(Data listing)
┌──
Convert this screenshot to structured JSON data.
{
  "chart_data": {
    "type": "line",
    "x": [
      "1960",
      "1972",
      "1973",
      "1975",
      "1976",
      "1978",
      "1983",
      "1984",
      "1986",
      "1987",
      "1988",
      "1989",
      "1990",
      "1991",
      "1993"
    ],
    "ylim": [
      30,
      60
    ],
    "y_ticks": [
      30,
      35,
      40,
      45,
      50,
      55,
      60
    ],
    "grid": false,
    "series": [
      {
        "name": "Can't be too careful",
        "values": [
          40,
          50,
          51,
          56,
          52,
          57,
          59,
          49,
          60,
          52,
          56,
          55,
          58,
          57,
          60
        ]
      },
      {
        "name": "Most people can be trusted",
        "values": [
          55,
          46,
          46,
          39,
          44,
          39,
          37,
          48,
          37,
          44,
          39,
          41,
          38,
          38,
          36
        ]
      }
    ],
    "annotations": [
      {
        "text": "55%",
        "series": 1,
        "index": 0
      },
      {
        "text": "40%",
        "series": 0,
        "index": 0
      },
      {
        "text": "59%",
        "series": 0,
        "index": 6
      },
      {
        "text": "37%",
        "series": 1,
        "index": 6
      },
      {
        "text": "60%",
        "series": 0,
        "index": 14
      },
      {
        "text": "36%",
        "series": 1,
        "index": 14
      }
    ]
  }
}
└──
┌──
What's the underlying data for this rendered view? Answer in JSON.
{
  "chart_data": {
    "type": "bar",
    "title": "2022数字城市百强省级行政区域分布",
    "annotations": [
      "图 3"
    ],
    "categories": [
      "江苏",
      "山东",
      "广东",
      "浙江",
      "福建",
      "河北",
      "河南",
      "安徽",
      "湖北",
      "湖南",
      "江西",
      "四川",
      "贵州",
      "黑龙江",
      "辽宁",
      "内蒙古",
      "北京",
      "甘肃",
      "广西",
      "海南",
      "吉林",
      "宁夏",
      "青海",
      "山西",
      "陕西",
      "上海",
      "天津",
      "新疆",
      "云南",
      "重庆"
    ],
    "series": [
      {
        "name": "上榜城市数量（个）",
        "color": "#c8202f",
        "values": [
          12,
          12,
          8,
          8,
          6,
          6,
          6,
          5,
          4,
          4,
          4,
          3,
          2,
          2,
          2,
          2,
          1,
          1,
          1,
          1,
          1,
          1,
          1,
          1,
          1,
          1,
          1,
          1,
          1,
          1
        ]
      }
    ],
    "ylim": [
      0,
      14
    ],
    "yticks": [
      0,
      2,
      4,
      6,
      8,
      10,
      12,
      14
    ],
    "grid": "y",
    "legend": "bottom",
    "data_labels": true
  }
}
└──
┌──
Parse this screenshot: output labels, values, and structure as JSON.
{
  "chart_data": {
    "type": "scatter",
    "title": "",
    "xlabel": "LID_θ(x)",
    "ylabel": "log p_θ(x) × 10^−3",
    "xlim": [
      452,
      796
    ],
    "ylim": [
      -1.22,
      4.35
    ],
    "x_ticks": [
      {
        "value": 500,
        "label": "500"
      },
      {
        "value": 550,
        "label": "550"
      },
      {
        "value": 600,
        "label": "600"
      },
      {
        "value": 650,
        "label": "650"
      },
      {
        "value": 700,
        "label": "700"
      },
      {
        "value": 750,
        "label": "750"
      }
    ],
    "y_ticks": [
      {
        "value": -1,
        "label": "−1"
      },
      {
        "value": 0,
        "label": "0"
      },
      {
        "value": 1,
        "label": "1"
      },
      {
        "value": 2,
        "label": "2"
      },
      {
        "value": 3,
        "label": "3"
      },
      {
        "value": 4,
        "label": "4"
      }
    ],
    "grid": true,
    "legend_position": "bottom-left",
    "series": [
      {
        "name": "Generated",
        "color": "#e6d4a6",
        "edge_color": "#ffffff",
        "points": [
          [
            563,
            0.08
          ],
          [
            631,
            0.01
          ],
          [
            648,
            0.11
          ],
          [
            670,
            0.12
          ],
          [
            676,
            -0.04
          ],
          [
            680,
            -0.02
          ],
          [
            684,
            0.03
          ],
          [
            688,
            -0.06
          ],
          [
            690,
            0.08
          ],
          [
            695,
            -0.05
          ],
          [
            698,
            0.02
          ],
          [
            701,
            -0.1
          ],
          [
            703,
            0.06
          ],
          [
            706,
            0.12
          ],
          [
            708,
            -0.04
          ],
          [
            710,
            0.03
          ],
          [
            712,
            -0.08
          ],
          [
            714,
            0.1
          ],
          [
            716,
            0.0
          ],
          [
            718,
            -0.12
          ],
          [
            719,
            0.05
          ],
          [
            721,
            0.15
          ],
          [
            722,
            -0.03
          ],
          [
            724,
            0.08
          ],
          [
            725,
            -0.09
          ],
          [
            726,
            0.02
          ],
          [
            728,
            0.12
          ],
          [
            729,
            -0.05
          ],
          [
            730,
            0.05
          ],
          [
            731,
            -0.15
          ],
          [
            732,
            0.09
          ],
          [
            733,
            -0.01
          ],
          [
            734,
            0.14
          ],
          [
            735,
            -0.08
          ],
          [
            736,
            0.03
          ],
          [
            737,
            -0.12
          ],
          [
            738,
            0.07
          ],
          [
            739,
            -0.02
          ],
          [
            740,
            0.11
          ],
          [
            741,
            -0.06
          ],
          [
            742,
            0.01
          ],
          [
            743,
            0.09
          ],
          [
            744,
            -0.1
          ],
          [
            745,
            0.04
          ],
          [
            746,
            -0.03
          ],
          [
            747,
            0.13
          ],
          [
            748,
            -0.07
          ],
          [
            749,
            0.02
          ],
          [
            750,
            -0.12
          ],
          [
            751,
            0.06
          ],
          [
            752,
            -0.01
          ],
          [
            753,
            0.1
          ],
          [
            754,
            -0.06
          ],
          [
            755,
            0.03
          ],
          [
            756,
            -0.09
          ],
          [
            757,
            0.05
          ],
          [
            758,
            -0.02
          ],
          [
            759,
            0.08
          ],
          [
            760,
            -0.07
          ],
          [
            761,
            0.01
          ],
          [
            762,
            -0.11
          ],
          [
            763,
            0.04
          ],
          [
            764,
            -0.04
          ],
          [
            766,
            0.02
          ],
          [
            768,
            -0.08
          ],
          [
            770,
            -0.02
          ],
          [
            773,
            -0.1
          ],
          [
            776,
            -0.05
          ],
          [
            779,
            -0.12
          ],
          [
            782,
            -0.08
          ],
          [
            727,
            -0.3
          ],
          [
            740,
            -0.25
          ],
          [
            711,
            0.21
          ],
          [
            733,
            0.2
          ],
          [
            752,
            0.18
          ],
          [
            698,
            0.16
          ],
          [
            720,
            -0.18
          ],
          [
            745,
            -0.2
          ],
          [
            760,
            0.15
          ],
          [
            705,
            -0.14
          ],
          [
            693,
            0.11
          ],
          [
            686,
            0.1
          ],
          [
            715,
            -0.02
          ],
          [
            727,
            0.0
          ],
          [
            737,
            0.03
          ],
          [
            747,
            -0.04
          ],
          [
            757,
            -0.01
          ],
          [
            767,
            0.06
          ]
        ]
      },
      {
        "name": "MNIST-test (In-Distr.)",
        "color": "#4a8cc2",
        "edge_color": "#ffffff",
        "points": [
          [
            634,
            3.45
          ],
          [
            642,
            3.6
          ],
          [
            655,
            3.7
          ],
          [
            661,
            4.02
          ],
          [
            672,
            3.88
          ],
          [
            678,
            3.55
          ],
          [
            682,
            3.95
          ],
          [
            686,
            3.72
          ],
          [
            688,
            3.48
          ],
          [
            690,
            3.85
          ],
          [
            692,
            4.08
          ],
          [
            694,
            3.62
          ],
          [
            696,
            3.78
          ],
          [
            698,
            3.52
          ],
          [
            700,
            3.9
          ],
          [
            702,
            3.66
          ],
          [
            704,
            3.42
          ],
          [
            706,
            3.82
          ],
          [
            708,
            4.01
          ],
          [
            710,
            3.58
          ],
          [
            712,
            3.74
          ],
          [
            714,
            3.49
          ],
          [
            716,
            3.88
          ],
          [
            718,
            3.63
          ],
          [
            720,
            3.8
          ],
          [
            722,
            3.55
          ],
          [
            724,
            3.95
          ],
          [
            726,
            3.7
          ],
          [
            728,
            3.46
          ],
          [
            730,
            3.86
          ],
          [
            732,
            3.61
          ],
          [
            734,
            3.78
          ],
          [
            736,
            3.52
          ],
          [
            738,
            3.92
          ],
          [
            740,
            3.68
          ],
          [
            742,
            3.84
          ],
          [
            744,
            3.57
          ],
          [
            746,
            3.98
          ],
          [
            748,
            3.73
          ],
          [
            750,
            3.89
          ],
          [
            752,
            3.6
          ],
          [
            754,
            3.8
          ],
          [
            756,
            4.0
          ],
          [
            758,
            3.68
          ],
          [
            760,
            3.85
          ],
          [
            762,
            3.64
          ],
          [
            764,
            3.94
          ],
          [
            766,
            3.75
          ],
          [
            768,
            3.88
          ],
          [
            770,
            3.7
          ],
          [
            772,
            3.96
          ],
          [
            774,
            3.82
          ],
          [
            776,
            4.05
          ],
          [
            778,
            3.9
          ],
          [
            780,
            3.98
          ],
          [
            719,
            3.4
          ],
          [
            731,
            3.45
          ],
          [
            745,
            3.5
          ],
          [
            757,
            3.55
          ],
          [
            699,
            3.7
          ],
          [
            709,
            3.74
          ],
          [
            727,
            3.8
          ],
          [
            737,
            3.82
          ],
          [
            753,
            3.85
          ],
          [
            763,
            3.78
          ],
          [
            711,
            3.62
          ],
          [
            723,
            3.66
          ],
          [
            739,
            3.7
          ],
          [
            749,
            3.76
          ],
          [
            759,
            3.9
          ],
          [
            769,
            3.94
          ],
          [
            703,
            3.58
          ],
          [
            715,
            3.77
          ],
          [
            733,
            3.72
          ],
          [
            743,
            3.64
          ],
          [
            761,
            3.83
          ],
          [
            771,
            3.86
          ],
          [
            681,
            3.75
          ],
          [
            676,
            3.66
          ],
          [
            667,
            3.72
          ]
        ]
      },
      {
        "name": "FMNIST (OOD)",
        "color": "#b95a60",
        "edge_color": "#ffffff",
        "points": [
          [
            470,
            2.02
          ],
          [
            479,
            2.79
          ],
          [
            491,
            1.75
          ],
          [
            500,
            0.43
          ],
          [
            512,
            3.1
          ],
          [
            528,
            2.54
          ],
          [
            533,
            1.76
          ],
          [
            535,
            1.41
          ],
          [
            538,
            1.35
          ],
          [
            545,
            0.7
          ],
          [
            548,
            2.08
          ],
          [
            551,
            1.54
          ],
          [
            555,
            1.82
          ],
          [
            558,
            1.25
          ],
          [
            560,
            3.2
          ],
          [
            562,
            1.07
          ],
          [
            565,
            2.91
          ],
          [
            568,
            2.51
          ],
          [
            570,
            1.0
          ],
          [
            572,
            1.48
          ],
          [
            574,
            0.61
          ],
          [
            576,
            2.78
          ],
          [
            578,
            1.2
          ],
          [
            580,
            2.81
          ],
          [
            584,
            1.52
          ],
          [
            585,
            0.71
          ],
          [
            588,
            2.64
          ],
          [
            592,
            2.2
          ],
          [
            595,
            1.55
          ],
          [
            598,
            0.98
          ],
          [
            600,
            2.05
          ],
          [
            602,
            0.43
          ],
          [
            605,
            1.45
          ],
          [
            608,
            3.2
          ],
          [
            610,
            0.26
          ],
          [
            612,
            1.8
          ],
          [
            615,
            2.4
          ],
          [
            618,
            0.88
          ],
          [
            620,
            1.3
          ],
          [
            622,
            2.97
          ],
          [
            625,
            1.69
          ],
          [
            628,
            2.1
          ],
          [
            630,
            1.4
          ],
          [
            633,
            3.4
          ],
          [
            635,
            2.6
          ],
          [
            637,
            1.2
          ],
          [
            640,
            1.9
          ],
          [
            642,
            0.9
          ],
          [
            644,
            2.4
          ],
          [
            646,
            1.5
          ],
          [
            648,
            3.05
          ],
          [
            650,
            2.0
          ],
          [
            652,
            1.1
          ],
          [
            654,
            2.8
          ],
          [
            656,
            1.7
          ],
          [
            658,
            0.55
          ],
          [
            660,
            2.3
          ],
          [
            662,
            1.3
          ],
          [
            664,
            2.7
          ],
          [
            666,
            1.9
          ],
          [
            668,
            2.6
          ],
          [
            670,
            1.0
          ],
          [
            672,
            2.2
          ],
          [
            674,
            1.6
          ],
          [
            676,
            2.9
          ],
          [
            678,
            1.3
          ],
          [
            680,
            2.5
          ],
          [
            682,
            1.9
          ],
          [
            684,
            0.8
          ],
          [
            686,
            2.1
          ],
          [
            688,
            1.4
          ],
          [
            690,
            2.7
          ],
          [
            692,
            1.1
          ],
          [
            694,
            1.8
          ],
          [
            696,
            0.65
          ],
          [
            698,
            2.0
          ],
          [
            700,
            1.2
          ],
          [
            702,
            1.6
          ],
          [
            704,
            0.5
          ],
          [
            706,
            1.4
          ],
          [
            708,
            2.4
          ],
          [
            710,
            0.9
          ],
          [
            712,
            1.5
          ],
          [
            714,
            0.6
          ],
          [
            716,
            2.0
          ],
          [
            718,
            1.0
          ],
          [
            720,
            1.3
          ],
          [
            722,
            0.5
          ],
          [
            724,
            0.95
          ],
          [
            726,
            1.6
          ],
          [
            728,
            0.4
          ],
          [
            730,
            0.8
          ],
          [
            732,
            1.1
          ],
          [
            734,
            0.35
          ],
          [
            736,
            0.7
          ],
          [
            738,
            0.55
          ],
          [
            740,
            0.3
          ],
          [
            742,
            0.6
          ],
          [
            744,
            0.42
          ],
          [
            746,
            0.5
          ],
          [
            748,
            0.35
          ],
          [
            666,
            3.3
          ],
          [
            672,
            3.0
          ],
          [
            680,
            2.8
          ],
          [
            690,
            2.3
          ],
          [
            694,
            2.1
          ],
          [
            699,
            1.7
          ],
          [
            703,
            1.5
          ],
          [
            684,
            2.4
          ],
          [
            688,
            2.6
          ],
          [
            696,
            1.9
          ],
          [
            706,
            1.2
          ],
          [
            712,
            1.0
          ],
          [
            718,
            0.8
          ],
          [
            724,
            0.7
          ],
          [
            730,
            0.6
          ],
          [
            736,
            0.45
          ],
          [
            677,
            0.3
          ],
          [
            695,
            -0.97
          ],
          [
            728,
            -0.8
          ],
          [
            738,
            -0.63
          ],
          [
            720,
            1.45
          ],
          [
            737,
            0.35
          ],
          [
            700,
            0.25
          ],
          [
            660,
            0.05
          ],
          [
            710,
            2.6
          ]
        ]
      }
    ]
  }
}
└──
» **Task objective**: Collect each line above holding the string "name".

» **Finished task**:
        "name": "Can't be too careful",
        "name": "Most people can be trusted",
        "name": "上榜城市数量（个）",
        "name": "Generated",
        "name": "MNIST-test (In-Distr.)",
        "name": "FMNIST (OOD)",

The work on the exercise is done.